[Entries taken from a collection]

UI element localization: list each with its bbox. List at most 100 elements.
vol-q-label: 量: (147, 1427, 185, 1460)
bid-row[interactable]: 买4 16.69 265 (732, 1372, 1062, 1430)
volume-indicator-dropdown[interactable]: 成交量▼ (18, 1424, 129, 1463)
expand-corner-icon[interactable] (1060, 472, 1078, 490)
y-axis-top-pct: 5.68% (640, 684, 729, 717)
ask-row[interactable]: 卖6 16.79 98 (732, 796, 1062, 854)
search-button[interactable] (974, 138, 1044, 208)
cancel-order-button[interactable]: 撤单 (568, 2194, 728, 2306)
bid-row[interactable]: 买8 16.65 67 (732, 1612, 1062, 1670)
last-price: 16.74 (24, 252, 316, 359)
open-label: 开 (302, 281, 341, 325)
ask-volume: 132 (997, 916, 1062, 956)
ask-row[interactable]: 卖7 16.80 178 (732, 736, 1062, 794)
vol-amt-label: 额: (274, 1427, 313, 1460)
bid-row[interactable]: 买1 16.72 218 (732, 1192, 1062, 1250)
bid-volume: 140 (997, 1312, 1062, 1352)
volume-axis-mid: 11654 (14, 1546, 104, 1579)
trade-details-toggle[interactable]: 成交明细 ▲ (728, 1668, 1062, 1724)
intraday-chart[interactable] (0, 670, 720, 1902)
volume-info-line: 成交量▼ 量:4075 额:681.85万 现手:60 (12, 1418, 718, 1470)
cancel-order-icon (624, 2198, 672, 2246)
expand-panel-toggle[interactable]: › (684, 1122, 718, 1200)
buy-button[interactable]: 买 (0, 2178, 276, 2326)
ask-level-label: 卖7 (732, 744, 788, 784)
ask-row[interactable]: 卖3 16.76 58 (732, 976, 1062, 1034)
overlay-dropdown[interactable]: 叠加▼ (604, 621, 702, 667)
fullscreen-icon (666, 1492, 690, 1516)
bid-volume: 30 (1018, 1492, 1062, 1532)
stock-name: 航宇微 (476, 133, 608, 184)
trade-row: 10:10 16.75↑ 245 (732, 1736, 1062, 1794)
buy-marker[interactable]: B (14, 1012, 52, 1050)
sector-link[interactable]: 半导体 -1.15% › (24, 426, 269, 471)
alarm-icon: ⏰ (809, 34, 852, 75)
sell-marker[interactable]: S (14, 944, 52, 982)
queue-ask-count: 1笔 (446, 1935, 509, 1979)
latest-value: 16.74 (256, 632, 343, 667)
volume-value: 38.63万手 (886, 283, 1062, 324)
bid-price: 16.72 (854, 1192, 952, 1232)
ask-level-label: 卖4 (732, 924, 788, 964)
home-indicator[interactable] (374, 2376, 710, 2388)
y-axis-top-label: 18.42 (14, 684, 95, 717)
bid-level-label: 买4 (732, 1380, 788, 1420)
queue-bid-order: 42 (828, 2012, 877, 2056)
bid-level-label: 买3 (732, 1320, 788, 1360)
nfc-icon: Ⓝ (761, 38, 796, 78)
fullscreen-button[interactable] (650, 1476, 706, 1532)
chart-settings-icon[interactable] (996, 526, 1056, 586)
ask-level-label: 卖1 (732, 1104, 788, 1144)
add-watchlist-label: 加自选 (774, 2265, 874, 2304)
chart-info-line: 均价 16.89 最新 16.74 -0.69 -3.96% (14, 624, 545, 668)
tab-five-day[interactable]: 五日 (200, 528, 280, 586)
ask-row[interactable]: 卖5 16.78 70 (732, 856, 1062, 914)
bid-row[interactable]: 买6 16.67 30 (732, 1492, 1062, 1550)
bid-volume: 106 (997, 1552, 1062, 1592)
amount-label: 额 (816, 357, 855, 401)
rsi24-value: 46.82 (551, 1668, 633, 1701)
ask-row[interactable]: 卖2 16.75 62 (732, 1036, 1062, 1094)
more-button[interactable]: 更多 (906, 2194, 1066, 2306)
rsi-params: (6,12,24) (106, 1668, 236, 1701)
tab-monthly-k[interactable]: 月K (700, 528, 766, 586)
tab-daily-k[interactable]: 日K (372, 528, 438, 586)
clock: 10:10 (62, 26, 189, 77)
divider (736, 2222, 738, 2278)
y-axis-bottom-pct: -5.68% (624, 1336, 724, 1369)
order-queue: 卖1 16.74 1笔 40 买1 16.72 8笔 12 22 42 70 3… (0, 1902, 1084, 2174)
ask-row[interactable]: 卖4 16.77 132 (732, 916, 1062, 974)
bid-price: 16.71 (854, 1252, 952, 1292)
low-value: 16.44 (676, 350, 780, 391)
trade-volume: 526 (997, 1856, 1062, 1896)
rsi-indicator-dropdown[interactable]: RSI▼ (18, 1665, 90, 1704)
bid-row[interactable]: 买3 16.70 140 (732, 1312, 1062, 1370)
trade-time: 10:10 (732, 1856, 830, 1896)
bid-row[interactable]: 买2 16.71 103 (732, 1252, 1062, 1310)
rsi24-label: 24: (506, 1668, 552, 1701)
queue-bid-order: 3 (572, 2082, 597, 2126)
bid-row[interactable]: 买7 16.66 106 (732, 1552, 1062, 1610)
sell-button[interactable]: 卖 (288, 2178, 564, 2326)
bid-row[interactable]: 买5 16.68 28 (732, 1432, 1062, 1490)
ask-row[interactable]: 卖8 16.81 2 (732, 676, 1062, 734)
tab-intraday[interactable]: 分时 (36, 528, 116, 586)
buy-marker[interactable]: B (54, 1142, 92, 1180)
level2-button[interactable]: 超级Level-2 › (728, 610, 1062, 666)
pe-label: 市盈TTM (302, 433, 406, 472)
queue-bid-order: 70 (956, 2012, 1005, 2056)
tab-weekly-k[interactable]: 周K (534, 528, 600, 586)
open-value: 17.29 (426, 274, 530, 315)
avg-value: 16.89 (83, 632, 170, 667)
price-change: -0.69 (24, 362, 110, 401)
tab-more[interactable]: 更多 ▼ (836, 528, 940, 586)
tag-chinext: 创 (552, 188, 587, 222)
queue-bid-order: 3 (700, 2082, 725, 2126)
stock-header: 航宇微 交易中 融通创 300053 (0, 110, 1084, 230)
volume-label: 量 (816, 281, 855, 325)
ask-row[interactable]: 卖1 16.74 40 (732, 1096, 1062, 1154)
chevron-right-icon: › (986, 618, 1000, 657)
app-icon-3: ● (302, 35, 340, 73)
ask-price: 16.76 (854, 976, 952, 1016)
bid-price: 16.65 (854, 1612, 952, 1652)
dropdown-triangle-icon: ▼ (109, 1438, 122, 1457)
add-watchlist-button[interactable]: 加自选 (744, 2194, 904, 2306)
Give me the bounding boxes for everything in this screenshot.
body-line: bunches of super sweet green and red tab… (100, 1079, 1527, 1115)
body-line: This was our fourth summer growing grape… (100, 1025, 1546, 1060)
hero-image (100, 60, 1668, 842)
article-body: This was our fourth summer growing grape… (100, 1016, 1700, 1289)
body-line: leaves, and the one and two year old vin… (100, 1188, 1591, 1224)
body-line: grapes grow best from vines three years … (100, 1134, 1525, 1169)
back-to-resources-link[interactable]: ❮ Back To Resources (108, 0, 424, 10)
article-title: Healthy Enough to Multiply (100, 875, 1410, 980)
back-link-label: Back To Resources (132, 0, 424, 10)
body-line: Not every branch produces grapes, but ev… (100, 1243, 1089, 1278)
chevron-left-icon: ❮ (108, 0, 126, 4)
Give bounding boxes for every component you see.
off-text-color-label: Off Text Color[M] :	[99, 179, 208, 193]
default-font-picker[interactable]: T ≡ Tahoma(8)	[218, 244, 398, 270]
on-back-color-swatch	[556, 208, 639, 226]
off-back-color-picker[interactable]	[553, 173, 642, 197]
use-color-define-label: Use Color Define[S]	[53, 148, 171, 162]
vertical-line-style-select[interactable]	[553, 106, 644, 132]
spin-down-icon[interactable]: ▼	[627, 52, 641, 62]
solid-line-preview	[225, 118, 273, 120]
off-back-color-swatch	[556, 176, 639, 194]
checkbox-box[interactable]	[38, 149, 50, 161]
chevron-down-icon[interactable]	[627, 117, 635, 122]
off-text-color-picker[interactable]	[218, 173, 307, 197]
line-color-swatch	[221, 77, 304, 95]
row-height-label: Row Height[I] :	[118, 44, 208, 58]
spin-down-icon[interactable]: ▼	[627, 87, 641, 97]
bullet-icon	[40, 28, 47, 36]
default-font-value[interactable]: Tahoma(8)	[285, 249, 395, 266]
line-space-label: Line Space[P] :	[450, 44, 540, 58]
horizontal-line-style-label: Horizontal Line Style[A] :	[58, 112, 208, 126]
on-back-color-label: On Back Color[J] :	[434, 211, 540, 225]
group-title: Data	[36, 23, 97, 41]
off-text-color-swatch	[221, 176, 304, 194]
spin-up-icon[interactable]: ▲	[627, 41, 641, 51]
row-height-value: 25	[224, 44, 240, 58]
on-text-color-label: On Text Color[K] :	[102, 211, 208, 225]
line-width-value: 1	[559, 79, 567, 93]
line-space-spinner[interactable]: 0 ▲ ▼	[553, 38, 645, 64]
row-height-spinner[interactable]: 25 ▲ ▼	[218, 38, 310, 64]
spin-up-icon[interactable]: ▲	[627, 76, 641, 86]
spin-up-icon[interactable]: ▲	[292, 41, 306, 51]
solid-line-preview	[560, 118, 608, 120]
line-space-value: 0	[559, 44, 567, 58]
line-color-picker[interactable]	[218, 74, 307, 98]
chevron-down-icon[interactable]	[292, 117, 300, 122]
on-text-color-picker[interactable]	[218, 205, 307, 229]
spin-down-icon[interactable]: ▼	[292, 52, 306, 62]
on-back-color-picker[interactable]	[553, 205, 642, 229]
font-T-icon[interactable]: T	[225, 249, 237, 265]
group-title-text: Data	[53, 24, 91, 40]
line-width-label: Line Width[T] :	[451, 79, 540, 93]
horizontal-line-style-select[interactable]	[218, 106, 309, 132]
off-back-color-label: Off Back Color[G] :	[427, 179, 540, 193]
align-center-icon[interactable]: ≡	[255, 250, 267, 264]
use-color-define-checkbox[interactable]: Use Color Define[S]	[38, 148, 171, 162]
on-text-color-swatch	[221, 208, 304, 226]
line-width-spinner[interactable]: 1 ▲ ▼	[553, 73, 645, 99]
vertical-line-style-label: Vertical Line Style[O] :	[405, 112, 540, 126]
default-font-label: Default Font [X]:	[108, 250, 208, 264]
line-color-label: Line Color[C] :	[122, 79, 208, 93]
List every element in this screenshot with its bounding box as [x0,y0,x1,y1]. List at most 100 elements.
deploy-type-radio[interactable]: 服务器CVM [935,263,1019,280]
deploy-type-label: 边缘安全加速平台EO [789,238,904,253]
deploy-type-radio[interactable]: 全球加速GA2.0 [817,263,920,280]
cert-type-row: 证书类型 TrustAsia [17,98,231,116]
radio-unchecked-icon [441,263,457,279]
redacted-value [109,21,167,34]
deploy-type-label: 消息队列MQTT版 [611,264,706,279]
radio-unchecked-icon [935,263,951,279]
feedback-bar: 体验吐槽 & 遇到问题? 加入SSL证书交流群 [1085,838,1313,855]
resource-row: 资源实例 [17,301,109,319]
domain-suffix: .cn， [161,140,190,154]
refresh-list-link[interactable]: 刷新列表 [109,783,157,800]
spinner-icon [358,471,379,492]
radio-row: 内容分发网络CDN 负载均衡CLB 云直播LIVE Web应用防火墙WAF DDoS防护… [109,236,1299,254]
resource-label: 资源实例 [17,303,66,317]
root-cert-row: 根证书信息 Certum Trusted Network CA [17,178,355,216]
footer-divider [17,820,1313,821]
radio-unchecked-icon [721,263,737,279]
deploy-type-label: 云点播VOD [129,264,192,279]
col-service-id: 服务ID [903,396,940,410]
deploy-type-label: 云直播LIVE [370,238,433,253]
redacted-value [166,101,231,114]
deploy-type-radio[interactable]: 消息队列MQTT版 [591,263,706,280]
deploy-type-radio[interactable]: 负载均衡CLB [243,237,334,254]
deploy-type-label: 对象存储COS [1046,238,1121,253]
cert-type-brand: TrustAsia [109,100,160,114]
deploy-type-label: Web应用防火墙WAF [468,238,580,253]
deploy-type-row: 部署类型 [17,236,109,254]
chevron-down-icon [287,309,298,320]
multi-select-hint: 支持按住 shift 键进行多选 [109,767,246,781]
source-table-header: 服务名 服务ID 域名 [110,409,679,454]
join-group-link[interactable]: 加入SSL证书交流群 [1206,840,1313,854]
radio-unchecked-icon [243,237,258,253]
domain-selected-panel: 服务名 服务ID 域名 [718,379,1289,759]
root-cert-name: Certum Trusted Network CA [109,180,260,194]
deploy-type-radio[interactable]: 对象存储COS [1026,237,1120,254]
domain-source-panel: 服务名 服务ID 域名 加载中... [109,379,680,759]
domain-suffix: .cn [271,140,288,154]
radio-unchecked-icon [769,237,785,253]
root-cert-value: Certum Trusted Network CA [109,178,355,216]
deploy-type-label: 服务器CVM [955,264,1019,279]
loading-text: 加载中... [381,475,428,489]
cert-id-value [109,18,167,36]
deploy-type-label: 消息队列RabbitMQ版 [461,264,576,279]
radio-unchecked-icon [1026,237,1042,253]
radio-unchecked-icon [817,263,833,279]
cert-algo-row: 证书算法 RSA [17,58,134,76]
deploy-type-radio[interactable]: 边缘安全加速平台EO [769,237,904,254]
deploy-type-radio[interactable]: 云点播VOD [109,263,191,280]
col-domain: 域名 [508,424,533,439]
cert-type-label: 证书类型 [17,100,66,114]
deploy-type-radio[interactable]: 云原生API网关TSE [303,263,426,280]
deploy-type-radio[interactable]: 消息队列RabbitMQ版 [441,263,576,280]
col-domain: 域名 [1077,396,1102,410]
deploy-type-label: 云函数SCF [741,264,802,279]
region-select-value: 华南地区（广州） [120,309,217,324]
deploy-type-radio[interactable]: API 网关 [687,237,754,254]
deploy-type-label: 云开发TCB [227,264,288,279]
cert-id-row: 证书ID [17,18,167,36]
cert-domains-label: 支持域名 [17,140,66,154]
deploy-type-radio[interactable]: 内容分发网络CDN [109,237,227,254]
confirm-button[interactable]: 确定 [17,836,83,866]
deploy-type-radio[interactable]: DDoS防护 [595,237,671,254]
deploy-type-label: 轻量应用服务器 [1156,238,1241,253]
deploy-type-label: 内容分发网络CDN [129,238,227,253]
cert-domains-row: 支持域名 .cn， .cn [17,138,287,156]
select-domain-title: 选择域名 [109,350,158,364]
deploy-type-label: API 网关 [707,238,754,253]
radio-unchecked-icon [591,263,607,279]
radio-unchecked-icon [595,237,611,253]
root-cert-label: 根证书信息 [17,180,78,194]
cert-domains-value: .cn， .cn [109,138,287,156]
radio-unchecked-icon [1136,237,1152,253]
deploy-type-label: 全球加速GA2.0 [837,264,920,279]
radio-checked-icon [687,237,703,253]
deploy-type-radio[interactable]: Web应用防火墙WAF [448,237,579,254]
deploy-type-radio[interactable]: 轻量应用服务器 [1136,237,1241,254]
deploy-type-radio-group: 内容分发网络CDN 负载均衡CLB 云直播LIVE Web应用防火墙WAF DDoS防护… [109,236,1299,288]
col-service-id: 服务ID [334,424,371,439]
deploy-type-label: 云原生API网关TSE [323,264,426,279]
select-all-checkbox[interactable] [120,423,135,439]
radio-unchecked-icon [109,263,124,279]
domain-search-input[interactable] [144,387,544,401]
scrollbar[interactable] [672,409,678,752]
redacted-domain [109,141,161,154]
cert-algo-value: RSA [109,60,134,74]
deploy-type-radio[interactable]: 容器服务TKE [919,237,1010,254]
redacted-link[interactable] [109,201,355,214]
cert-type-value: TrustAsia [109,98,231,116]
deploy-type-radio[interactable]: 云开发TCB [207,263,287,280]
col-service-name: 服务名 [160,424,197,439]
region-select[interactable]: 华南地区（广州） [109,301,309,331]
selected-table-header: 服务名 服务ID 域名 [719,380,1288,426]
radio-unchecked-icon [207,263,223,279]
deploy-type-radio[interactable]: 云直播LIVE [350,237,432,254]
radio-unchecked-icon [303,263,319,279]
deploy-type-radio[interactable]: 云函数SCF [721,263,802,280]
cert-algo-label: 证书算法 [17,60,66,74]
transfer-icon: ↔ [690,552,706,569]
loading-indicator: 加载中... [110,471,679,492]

-- Written request --
Reproduce the data starting at the beginning and ending at the line containing "bid-row[interactable]: 买1 16.72", including both of those lines.

-- Answer in full --
UI element localization: list each with its bbox. List at most 100 elements.
vol-q-label: 量: (147, 1427, 185, 1460)
bid-row[interactable]: 买4 16.69 265 (732, 1372, 1062, 1430)
volume-indicator-dropdown[interactable]: 成交量▼ (18, 1424, 129, 1463)
expand-corner-icon[interactable] (1060, 472, 1078, 490)
y-axis-top-pct: 5.68% (640, 684, 729, 717)
ask-row[interactable]: 卖6 16.79 98 (732, 796, 1062, 854)
search-button[interactable] (974, 138, 1044, 208)
cancel-order-button[interactable]: 撤单 (568, 2194, 728, 2306)
bid-row[interactable]: 买8 16.65 67 (732, 1612, 1062, 1670)
last-price: 16.74 (24, 252, 316, 359)
open-label: 开 (302, 281, 341, 325)
ask-volume: 132 (997, 916, 1062, 956)
ask-row[interactable]: 卖7 16.80 178 (732, 736, 1062, 794)
vol-amt-label: 额: (274, 1427, 313, 1460)
bid-row[interactable]: 买1 16.72 218 (732, 1192, 1062, 1250)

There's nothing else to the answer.